• DATASET EXCERPTS
▼
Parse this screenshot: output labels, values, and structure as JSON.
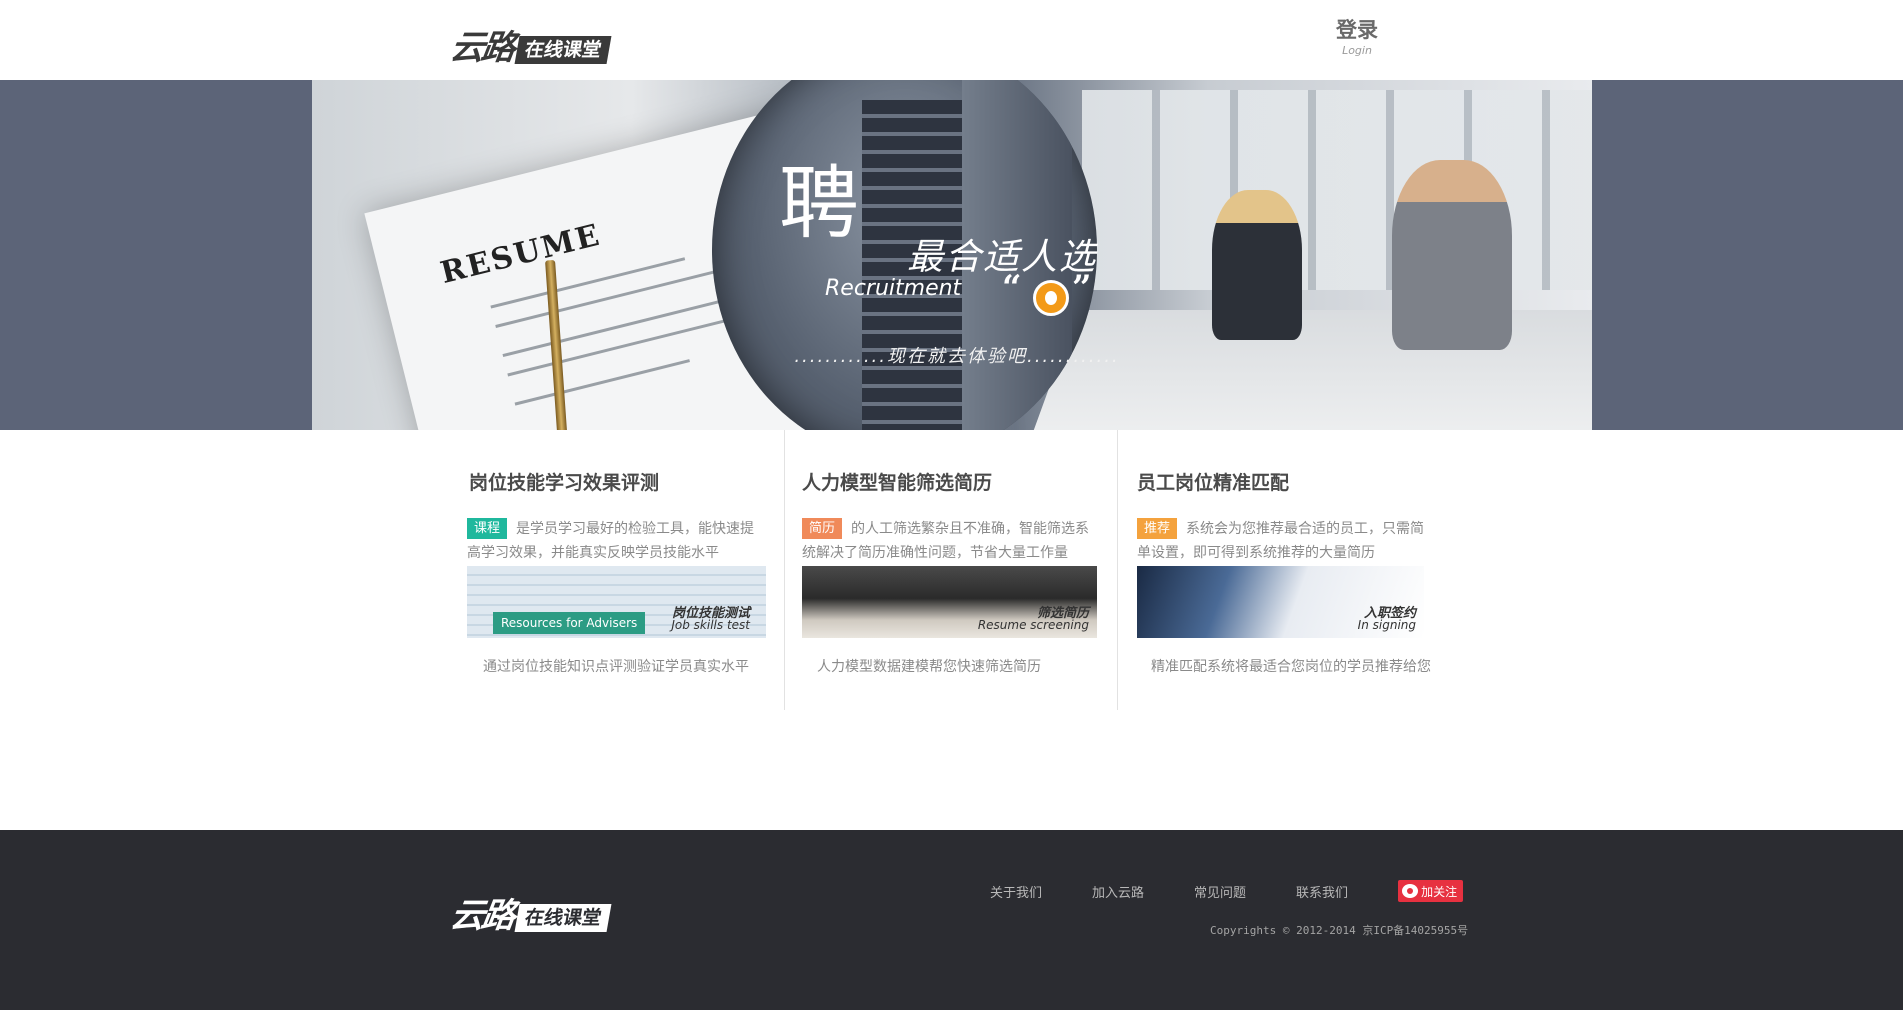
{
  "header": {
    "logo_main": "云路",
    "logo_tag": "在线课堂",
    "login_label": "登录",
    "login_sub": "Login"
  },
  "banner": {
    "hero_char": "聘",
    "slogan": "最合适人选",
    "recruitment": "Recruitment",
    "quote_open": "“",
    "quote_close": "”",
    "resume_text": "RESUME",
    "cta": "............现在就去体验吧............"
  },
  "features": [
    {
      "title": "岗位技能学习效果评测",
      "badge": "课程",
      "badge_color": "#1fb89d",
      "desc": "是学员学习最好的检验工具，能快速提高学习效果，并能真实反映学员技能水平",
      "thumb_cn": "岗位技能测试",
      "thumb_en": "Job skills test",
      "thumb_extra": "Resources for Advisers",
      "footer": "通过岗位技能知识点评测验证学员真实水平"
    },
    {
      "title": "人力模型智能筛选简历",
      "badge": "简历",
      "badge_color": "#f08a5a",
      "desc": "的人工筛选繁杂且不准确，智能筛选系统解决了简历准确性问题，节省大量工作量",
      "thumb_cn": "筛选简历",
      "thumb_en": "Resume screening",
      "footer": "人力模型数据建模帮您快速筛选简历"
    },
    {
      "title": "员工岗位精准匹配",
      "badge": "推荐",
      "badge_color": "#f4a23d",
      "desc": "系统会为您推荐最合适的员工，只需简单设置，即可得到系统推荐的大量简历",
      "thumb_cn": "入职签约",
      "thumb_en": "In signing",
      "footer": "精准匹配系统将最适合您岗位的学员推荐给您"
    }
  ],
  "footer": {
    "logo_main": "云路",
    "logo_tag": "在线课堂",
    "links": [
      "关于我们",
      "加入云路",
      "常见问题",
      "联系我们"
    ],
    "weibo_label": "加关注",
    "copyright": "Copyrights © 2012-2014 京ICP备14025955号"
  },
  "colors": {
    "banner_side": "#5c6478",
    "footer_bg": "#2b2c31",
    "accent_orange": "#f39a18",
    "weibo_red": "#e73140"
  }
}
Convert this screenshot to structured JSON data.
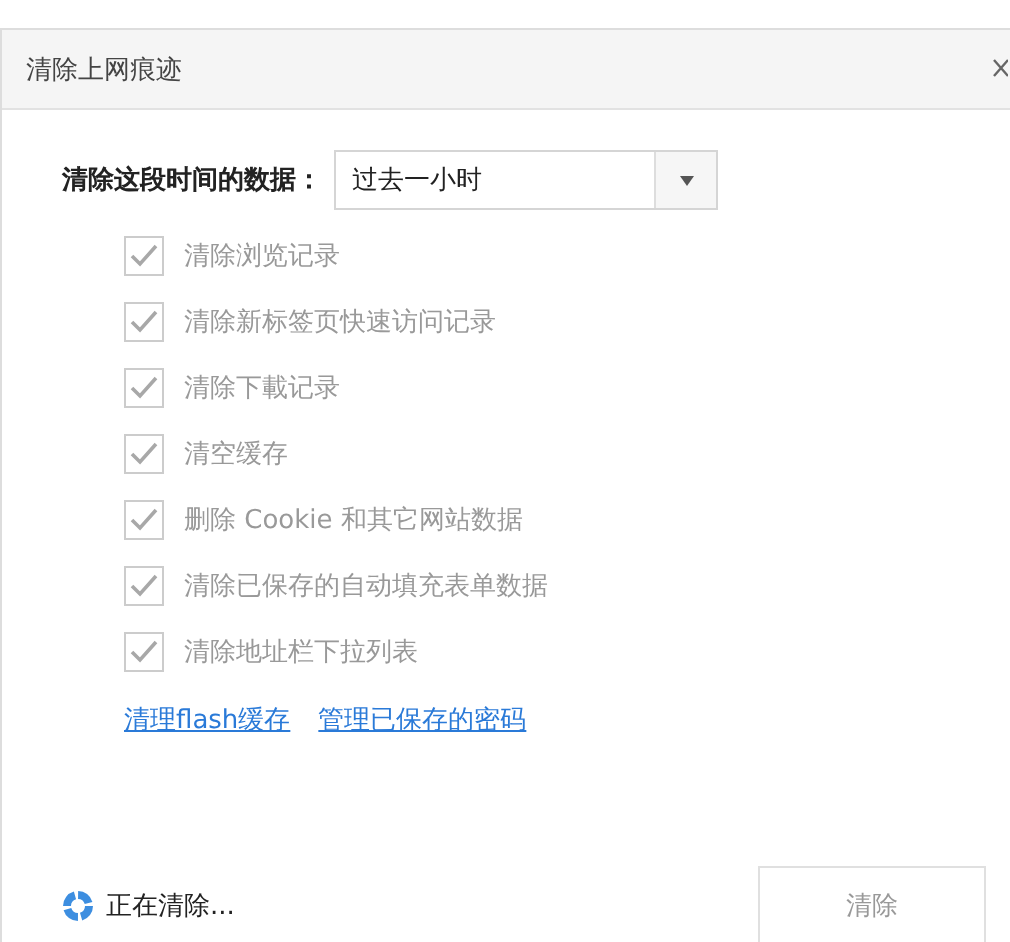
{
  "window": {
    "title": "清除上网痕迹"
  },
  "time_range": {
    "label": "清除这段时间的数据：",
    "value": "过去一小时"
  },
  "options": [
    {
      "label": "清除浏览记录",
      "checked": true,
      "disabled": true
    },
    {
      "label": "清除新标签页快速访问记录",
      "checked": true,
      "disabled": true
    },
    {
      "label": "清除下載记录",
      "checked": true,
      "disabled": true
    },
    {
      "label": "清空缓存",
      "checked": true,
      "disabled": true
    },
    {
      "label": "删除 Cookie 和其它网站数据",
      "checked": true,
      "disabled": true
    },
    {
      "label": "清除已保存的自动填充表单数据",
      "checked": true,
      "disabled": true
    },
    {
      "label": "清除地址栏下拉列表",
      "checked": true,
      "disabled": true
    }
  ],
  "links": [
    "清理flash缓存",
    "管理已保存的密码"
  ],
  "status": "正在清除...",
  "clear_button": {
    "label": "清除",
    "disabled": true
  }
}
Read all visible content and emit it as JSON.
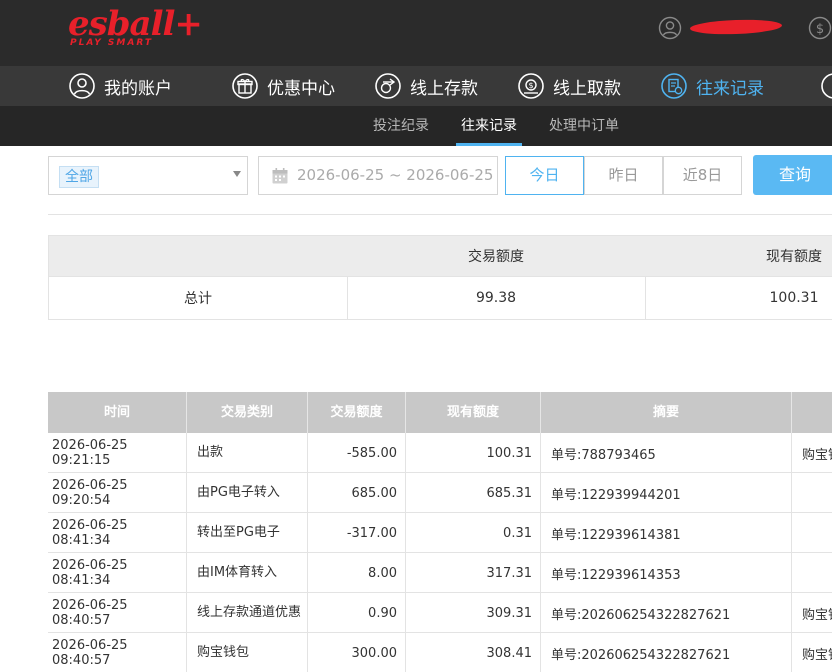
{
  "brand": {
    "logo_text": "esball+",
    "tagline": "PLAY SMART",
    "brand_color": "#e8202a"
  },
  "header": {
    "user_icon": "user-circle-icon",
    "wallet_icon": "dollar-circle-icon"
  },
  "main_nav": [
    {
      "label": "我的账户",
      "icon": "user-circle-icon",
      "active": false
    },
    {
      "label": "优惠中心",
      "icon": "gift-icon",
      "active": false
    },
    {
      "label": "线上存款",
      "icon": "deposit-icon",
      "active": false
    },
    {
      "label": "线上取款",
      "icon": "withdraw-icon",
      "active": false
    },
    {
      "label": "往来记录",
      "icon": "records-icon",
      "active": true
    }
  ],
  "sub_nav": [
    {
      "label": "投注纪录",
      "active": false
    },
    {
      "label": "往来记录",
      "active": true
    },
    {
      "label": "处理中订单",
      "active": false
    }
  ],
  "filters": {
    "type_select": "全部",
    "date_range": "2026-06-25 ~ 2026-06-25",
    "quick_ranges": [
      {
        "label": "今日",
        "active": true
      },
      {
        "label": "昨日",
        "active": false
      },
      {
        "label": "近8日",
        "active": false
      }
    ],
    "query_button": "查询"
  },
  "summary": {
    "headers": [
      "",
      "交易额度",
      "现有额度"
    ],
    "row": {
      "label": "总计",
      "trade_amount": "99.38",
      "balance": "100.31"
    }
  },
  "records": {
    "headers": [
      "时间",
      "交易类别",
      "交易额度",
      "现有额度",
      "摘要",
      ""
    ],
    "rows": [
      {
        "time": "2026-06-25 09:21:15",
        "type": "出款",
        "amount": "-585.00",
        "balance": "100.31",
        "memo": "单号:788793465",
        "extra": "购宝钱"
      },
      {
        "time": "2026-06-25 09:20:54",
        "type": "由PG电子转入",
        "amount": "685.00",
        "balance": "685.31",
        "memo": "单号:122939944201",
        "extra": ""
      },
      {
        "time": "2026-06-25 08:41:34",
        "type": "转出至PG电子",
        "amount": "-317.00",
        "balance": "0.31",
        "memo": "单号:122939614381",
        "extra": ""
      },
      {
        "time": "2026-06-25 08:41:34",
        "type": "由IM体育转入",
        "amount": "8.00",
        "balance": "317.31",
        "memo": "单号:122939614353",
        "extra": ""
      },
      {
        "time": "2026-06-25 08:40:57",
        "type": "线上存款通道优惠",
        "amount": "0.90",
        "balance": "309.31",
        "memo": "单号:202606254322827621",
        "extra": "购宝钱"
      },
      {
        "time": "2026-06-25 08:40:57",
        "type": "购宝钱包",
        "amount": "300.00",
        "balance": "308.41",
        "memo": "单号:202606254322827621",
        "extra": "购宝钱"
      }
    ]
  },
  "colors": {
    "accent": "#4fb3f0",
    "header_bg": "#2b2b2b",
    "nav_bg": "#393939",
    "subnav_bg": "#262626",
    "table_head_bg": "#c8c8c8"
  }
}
▲
• WHAT THE EXERCISE ASKS
Reproduce every line of the listing above in which the string "circle" appears.

• OUTPUT OF THE TASK
    "user_icon": "user-circle-icon",
    "wallet_icon": "dollar-circle-icon"
      "icon": "user-circle-icon",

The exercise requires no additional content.